[Dataset items]
* * * *

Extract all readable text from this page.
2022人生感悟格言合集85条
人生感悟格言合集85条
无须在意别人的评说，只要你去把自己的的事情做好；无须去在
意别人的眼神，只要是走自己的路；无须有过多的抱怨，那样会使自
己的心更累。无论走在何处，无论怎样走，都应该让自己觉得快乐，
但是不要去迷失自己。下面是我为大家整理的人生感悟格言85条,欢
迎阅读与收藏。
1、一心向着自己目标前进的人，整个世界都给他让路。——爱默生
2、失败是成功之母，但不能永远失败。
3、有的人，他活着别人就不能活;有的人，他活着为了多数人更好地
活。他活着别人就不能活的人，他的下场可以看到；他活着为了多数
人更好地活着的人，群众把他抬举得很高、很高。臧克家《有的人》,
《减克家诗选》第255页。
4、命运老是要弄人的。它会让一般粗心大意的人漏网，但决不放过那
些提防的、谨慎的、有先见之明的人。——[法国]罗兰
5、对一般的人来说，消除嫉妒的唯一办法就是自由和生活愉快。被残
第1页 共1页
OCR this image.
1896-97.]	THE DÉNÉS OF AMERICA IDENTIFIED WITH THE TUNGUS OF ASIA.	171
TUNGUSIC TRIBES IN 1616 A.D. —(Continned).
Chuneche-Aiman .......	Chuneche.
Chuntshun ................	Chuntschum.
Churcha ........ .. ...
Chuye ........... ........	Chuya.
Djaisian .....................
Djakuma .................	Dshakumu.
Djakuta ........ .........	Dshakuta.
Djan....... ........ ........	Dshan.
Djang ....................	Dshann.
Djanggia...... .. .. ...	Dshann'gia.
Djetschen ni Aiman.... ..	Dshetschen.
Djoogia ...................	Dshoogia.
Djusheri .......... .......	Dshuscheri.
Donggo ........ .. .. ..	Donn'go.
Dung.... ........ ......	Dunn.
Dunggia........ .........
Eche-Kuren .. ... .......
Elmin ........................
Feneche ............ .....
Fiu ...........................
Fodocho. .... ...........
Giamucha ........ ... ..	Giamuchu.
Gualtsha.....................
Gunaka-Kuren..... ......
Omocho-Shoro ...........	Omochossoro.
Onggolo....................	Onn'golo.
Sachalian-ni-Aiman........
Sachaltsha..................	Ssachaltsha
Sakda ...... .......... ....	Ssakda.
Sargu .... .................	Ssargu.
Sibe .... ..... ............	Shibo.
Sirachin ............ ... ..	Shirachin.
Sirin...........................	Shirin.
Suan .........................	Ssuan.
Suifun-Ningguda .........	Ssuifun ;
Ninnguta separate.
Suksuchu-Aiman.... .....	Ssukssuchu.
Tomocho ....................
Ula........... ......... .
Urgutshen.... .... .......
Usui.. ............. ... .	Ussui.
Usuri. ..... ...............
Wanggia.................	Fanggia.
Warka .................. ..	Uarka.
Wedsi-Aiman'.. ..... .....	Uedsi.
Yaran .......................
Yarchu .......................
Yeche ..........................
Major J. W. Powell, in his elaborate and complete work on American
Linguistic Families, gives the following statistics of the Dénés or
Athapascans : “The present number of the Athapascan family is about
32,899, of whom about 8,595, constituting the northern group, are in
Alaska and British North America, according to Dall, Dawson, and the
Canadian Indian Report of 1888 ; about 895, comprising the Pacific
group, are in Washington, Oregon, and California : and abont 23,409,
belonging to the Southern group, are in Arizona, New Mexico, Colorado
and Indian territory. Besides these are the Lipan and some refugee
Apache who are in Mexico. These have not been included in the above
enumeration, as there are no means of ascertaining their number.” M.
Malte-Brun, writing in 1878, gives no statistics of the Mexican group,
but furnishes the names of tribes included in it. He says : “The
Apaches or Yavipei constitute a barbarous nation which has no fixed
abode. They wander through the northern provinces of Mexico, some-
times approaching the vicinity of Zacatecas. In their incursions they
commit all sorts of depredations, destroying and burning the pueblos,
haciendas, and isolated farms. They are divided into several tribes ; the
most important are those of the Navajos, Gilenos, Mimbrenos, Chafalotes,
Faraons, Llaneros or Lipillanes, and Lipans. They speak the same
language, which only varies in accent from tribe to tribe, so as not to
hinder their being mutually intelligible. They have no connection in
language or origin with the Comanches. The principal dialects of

* * * *

Select and copy each line from the data that includes the word "number".

→ **COMPLETED EXERCISE**
Athapascans : “The present number of the Athapascan family is about
enumeration, as there are no means of ascertaining their number.” M.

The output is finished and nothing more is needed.